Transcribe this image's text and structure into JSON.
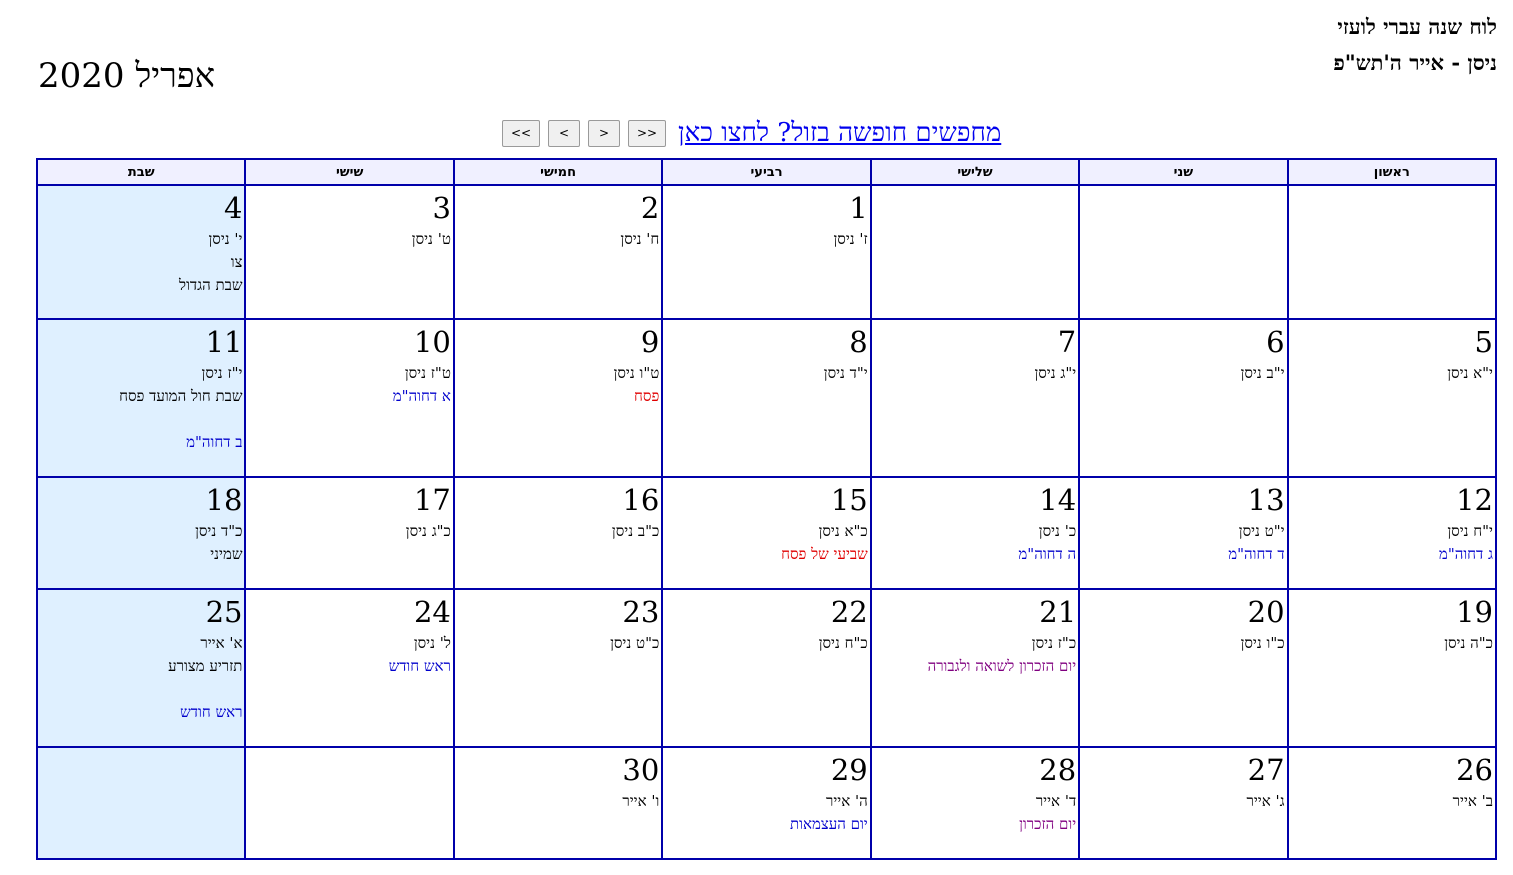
{
  "header": {
    "site_title": "לוח שנה עברי לועזי",
    "hebrew_range": "ניסן - אייר ה'תש\"פ",
    "month_title": "אפריל 2020"
  },
  "nav": {
    "buttons": [
      "<<",
      "<",
      ">",
      ">>"
    ],
    "promo_link": "מחפשים חופשה בזול? לחצו כאן"
  },
  "colors": {
    "border": "#0000aa",
    "header_bg": "#f0f0ff",
    "shabbat_bg": "#dff0ff",
    "holiday_red": "#e00000",
    "event_blue": "#0000cc",
    "memorial_purple": "#800080"
  },
  "weekdays": [
    "ראשון",
    "שני",
    "שלישי",
    "רביעי",
    "חמישי",
    "שישי",
    "שבת"
  ],
  "weeks": [
    [
      null,
      null,
      null,
      {
        "day": "1",
        "lines": [
          {
            "text": "ז' ניסן",
            "color": "black"
          }
        ]
      },
      {
        "day": "2",
        "lines": [
          {
            "text": "ח' ניסן",
            "color": "black"
          }
        ]
      },
      {
        "day": "3",
        "lines": [
          {
            "text": "ט' ניסן",
            "color": "black"
          }
        ]
      },
      {
        "day": "4",
        "lines": [
          {
            "text": "י' ניסן",
            "color": "black"
          },
          {
            "text": "צו",
            "color": "black"
          },
          {
            "text": "שבת הגדול",
            "color": "black"
          }
        ]
      }
    ],
    [
      {
        "day": "5",
        "lines": [
          {
            "text": "י\"א ניסן",
            "color": "black"
          }
        ]
      },
      {
        "day": "6",
        "lines": [
          {
            "text": "י\"ב ניסן",
            "color": "black"
          }
        ]
      },
      {
        "day": "7",
        "lines": [
          {
            "text": "י\"ג ניסן",
            "color": "black"
          }
        ]
      },
      {
        "day": "8",
        "lines": [
          {
            "text": "י\"ד ניסן",
            "color": "black"
          }
        ]
      },
      {
        "day": "9",
        "lines": [
          {
            "text": "ט\"ו ניסן",
            "color": "black"
          },
          {
            "text": "פסח",
            "color": "red"
          }
        ]
      },
      {
        "day": "10",
        "lines": [
          {
            "text": "ט\"ז ניסן",
            "color": "black"
          },
          {
            "text": "א דחוה\"מ",
            "color": "blue"
          }
        ]
      },
      {
        "day": "11",
        "lines": [
          {
            "text": "י\"ז ניסן",
            "color": "black"
          },
          {
            "text": "שבת חול המועד פסח",
            "color": "black"
          },
          {
            "text": "ב דחוה\"מ",
            "color": "blue",
            "gap": true
          }
        ]
      }
    ],
    [
      {
        "day": "12",
        "lines": [
          {
            "text": "י\"ח ניסן",
            "color": "black"
          },
          {
            "text": "ג דחוה\"מ",
            "color": "blue"
          }
        ]
      },
      {
        "day": "13",
        "lines": [
          {
            "text": "י\"ט ניסן",
            "color": "black"
          },
          {
            "text": "ד דחוה\"מ",
            "color": "blue"
          }
        ]
      },
      {
        "day": "14",
        "lines": [
          {
            "text": "כ' ניסן",
            "color": "black"
          },
          {
            "text": "ה דחוה\"מ",
            "color": "blue"
          }
        ]
      },
      {
        "day": "15",
        "lines": [
          {
            "text": "כ\"א ניסן",
            "color": "black"
          },
          {
            "text": "שביעי של פסח",
            "color": "red"
          }
        ]
      },
      {
        "day": "16",
        "lines": [
          {
            "text": "כ\"ב ניסן",
            "color": "black"
          }
        ]
      },
      {
        "day": "17",
        "lines": [
          {
            "text": "כ\"ג ניסן",
            "color": "black"
          }
        ]
      },
      {
        "day": "18",
        "lines": [
          {
            "text": "כ\"ד ניסן",
            "color": "black"
          },
          {
            "text": "שמיני",
            "color": "black"
          }
        ]
      }
    ],
    [
      {
        "day": "19",
        "lines": [
          {
            "text": "כ\"ה ניסן",
            "color": "black"
          }
        ]
      },
      {
        "day": "20",
        "lines": [
          {
            "text": "כ\"ו ניסן",
            "color": "black"
          }
        ]
      },
      {
        "day": "21",
        "lines": [
          {
            "text": "כ\"ז ניסן",
            "color": "black"
          },
          {
            "text": "יום הזכרון לשואה ולגבורה",
            "color": "purple"
          }
        ]
      },
      {
        "day": "22",
        "lines": [
          {
            "text": "כ\"ח ניסן",
            "color": "black"
          }
        ]
      },
      {
        "day": "23",
        "lines": [
          {
            "text": "כ\"ט ניסן",
            "color": "black"
          }
        ]
      },
      {
        "day": "24",
        "lines": [
          {
            "text": "ל' ניסן",
            "color": "black"
          },
          {
            "text": "ראש חודש",
            "color": "blue"
          }
        ]
      },
      {
        "day": "25",
        "lines": [
          {
            "text": "א' אייר",
            "color": "black"
          },
          {
            "text": "תזריע מצורע",
            "color": "black"
          },
          {
            "text": "ראש חודש",
            "color": "blue",
            "gap": true
          }
        ]
      }
    ],
    [
      {
        "day": "26",
        "lines": [
          {
            "text": "ב' אייר",
            "color": "black"
          }
        ]
      },
      {
        "day": "27",
        "lines": [
          {
            "text": "ג' אייר",
            "color": "black"
          }
        ]
      },
      {
        "day": "28",
        "lines": [
          {
            "text": "ד' אייר",
            "color": "black"
          },
          {
            "text": "יום הזכרון",
            "color": "purple"
          }
        ]
      },
      {
        "day": "29",
        "lines": [
          {
            "text": "ה' אייר",
            "color": "black"
          },
          {
            "text": "יום העצמאות",
            "color": "blue"
          }
        ]
      },
      {
        "day": "30",
        "lines": [
          {
            "text": "ו' אייר",
            "color": "black"
          }
        ]
      },
      null,
      null
    ]
  ]
}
--*--
_GOAL:_ Look above for lines with the word "הזכרון" and copy them all.

_REPLY TO THE EXERCISE:_
            "text": "יום הזכרון לשואה ולגבורה",
            "text": "יום הזכרון",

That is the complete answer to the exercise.